### EXERCISE DIRECTIONS
Please transcribe the data that follows without the pictures, keeping every word the same.

(Stored items)
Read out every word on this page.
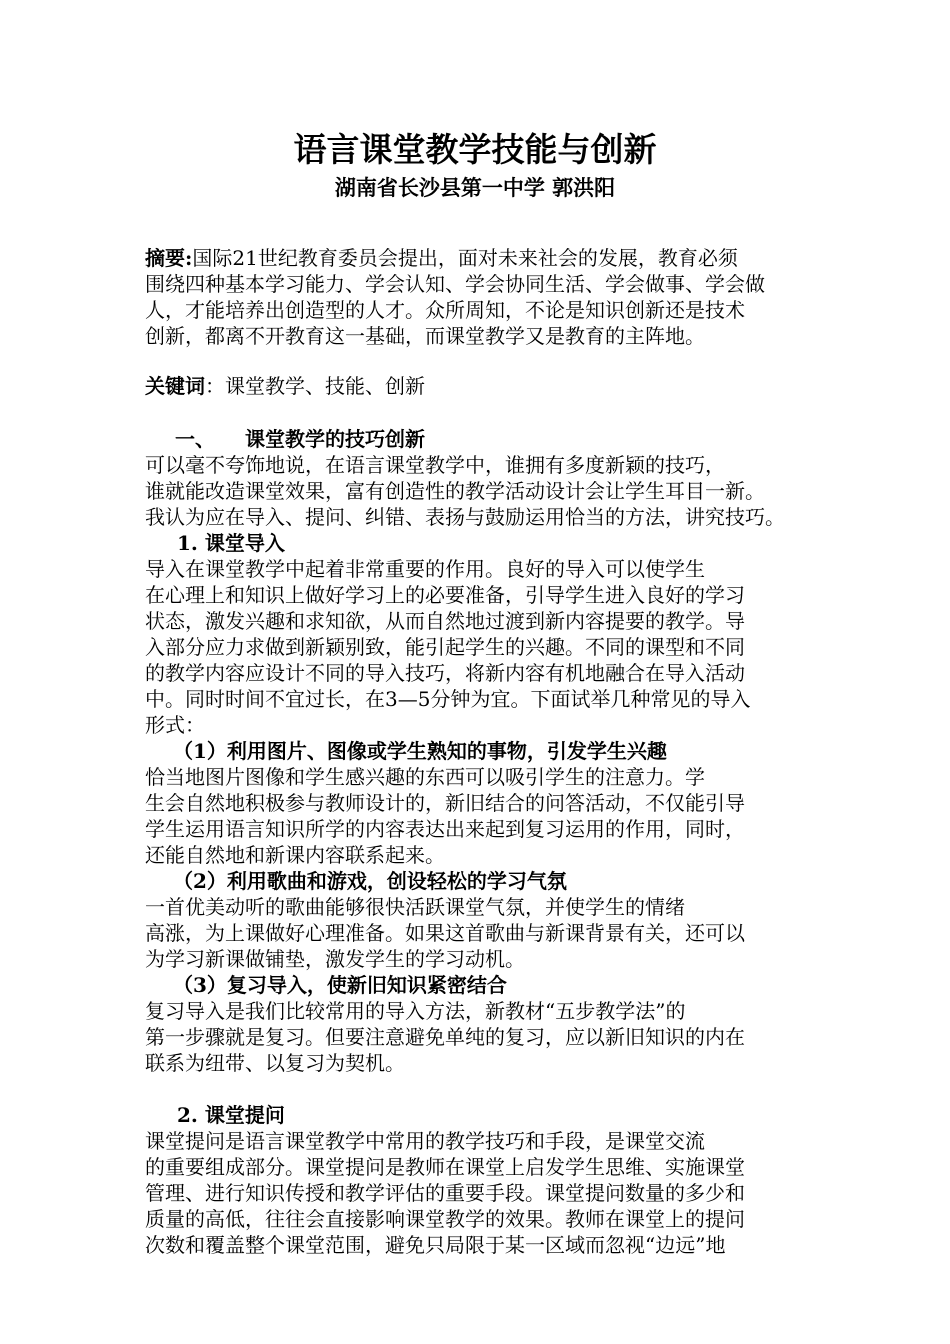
语言课堂教学技能与创新
湖南省长沙县第一中学 郭洪阳
摘要:国际21世纪教育委员会提出，面对未来社会的发展，教育必须
围绕四种基本学习能力、学会认知、学会协同生活、学会做事、学会做
人，才能培养出创造型的人才。众所周知，不论是知识创新还是技术
创新，都离不开教育这一基础，而课堂教学又是教育的主阵地。
关键词：课堂教学、技能、创新
一、 课堂教学的技巧创新
可以毫不夸饰地说，在语言课堂教学中，谁拥有多度新颖的技巧，
谁就能改造课堂效果，富有创造性的教学活动设计会让学生耳目一新。
我认为应在导入、提问、纠错、表扬与鼓励运用恰当的方法，讲究技巧。
1. 课堂导入
导入在课堂教学中起着非常重要的作用。良好的导入可以使学生
在心理上和知识上做好学习上的必要准备，引导学生进入良好的学习
状态，激发兴趣和求知欲，从而自然地过渡到新内容提要的教学。导
入部分应力求做到新颖别致，能引起学生的兴趣。不同的课型和不同
的教学内容应设计不同的导入技巧，将新内容有机地融合在导入活动
中。同时时间不宜过长，在3—5分钟为宜。下面试举几种常见的导入
形式：
（1）利用图片、图像或学生熟知的事物，引发学生兴趣
恰当地图片图像和学生感兴趣的东西可以吸引学生的注意力。学
生会自然地积极参与教师设计的，新旧结合的问答活动，不仅能引导
学生运用语言知识所学的内容表达出来起到复习运用的作用，同时，
还能自然地和新课内容联系起来。
（2）利用歌曲和游戏，创设轻松的学习气氛
一首优美动听的歌曲能够很快活跃课堂气氛，并使学生的情绪
高涨，为上课做好心理准备。如果这首歌曲与新课背景有关，还可以
为学习新课做铺垫，激发学生的学习动机。
（3）复习导入，使新旧知识紧密结合
复习导入是我们比较常用的导入方法，新教材“五步教学法”的
第一步骤就是复习。但要注意避免单纯的复习，应以新旧知识的内在
联系为纽带、以复习为契机。
2. 课堂提问
课堂提问是语言课堂教学中常用的教学技巧和手段，是课堂交流
的重要组成部分。课堂提问是教师在课堂上启发学生思维、实施课堂
管理、进行知识传授和教学评估的重要手段。课堂提问数量的多少和
质量的高低，往往会直接影响课堂教学的效果。教师在课堂上的提问
次数和覆盖整个课堂范围，避免只局限于某一区域而忽视“边远”地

### SOLUTION
Read out every word on this page.
语言课堂教学技能与创新
湖南省长沙县第一中学 郭洪阳
摘要:国际21世纪教育委员会提出，面对未来社会的发展，教育必须
围绕四种基本学习能力、学会认知、学会协同生活、学会做事、学会做
人，才能培养出创造型的人才。众所周知，不论是知识创新还是技术
创新，都离不开教育这一基础，而课堂教学又是教育的主阵地。
关键词：课堂教学、技能、创新
一、 课堂教学的技巧创新
可以毫不夸饰地说，在语言课堂教学中，谁拥有多度新颖的技巧，
谁就能改造课堂效果，富有创造性的教学活动设计会让学生耳目一新。
我认为应在导入、提问、纠错、表扬与鼓励运用恰当的方法，讲究技巧。
1. 课堂导入
导入在课堂教学中起着非常重要的作用。良好的导入可以使学生
在心理上和知识上做好学习上的必要准备，引导学生进入良好的学习
状态，激发兴趣和求知欲，从而自然地过渡到新内容提要的教学。导
入部分应力求做到新颖别致，能引起学生的兴趣。不同的课型和不同
的教学内容应设计不同的导入技巧，将新内容有机地融合在导入活动
中。同时时间不宜过长，在3—5分钟为宜。下面试举几种常见的导入
形式：
（1）利用图片、图像或学生熟知的事物，引发学生兴趣
恰当地图片图像和学生感兴趣的东西可以吸引学生的注意力。学
生会自然地积极参与教师设计的，新旧结合的问答活动，不仅能引导
学生运用语言知识所学的内容表达出来起到复习运用的作用，同时，
还能自然地和新课内容联系起来。
（2）利用歌曲和游戏，创设轻松的学习气氛
一首优美动听的歌曲能够很快活跃课堂气氛，并使学生的情绪
高涨，为上课做好心理准备。如果这首歌曲与新课背景有关，还可以
为学习新课做铺垫，激发学生的学习动机。
（3）复习导入，使新旧知识紧密结合
复习导入是我们比较常用的导入方法，新教材“五步教学法”的
第一步骤就是复习。但要注意避免单纯的复习，应以新旧知识的内在
联系为纽带、以复习为契机。
2. 课堂提问
课堂提问是语言课堂教学中常用的教学技巧和手段，是课堂交流
的重要组成部分。课堂提问是教师在课堂上启发学生思维、实施课堂
管理、进行知识传授和教学评估的重要手段。课堂提问数量的多少和
质量的高低，往往会直接影响课堂教学的效果。教师在课堂上的提问
次数和覆盖整个课堂范围，避免只局限于某一区域而忽视“边远”地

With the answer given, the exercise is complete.